_Exercise details_
State how many lines contain the string "harshitaadvertisers", and write nothing else.

━━━━━ Data

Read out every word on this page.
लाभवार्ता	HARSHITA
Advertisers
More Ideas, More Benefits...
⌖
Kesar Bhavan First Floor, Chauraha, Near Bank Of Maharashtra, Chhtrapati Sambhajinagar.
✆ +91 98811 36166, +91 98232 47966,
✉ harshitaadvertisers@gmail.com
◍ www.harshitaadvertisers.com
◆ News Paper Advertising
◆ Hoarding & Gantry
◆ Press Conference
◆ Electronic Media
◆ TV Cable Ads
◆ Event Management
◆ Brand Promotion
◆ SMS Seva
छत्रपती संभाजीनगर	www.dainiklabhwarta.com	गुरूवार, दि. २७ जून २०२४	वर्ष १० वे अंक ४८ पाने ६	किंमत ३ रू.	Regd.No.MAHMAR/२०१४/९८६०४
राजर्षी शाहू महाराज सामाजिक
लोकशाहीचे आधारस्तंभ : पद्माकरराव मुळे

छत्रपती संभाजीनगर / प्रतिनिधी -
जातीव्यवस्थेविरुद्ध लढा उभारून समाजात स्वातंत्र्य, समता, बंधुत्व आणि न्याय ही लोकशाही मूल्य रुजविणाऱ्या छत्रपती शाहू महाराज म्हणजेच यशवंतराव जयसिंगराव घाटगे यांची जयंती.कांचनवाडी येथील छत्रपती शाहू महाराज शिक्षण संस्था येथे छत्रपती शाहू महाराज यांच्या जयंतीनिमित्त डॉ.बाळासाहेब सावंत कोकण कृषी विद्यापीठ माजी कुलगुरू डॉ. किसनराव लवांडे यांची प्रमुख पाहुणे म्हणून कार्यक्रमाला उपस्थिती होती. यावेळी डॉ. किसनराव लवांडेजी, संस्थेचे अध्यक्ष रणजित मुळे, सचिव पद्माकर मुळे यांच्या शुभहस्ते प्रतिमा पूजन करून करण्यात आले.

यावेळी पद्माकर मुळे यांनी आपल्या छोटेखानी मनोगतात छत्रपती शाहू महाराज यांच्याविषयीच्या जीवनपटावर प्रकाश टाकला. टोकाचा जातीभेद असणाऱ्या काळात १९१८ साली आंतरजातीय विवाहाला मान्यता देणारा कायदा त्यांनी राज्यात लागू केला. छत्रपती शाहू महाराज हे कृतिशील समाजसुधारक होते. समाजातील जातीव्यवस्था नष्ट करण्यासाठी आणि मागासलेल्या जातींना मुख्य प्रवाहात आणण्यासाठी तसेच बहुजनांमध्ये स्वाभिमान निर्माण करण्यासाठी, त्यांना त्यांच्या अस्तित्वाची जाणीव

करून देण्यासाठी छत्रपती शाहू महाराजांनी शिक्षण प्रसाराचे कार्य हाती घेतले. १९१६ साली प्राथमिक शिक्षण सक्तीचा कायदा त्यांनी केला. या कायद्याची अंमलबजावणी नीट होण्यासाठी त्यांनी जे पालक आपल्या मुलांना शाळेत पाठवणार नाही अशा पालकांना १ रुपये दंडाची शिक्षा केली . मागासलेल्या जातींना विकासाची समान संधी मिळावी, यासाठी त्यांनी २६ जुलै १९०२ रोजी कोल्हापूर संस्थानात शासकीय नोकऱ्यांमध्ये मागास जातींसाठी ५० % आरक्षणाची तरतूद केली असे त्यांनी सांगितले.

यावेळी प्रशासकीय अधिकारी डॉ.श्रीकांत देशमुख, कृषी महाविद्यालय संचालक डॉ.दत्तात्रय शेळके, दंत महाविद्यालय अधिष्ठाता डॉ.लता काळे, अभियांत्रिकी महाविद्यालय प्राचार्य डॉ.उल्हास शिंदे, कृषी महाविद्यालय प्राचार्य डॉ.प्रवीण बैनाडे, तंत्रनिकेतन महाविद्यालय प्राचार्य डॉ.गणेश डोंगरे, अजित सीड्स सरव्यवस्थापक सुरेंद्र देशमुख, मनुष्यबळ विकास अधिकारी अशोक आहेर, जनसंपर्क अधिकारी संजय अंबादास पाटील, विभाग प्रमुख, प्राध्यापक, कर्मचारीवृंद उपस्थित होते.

━━━━━━━━━━

_Result of the task_
2